WRITTEN INSTRUCTION - Your answer is a single number: the count of lines that contain the string "stiller".

A run of records -
__________________________________________________

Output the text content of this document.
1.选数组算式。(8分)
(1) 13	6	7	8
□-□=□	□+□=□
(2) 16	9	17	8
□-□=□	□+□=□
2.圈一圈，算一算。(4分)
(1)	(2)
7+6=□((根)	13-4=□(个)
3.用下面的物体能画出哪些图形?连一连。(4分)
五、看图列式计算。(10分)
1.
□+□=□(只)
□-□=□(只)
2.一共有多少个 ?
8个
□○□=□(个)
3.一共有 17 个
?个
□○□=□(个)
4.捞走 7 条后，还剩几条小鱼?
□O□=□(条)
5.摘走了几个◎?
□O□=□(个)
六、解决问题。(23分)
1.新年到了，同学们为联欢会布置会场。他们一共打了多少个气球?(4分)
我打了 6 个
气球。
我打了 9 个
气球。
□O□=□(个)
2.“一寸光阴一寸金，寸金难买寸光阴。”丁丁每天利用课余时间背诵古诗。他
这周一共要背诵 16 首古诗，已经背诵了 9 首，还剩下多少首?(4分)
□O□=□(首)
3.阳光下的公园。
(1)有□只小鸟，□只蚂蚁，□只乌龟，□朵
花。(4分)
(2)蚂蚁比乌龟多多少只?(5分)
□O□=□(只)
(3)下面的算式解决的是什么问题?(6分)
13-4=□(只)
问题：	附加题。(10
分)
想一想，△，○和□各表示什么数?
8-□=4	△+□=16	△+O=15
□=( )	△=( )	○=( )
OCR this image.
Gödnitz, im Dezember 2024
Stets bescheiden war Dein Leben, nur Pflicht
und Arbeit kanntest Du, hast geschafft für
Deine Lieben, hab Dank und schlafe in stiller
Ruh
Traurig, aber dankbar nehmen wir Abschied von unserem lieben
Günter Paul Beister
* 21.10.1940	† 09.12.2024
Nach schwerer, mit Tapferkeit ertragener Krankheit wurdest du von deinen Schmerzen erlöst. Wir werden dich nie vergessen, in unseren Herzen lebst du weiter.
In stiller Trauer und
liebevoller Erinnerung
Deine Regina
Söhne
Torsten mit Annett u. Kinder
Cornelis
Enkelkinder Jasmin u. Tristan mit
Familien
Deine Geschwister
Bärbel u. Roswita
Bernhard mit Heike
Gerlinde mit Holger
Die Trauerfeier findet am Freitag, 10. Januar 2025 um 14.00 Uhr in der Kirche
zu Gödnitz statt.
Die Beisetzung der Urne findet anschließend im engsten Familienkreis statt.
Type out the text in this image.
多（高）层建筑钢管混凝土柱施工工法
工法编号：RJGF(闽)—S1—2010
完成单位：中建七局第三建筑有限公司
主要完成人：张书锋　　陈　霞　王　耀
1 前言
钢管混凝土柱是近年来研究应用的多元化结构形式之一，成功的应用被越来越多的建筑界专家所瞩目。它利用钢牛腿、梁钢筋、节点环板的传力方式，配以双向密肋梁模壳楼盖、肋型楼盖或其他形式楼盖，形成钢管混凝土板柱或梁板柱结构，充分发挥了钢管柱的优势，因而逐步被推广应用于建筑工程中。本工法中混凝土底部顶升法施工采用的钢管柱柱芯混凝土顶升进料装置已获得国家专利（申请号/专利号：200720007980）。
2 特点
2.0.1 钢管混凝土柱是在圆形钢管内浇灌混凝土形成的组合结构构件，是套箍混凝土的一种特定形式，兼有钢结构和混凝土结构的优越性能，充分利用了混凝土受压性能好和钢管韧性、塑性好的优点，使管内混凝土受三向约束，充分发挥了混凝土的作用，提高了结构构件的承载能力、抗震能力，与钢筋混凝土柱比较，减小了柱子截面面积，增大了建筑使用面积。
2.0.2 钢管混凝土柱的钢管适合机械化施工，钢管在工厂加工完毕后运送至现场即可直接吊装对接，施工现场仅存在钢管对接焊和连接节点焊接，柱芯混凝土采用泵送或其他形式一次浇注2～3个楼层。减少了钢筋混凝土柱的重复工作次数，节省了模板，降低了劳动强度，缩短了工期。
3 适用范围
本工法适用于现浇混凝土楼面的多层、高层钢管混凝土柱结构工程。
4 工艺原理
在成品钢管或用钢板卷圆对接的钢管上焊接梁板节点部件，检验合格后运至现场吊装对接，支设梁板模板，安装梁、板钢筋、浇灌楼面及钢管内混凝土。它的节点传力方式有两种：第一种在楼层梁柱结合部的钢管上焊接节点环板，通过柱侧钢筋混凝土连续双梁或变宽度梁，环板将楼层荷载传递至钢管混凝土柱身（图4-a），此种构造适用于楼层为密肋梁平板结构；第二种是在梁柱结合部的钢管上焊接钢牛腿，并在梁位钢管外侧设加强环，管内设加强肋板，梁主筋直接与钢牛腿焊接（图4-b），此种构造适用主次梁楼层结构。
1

__________________________________________________

WRITTEN RESPONSE - 2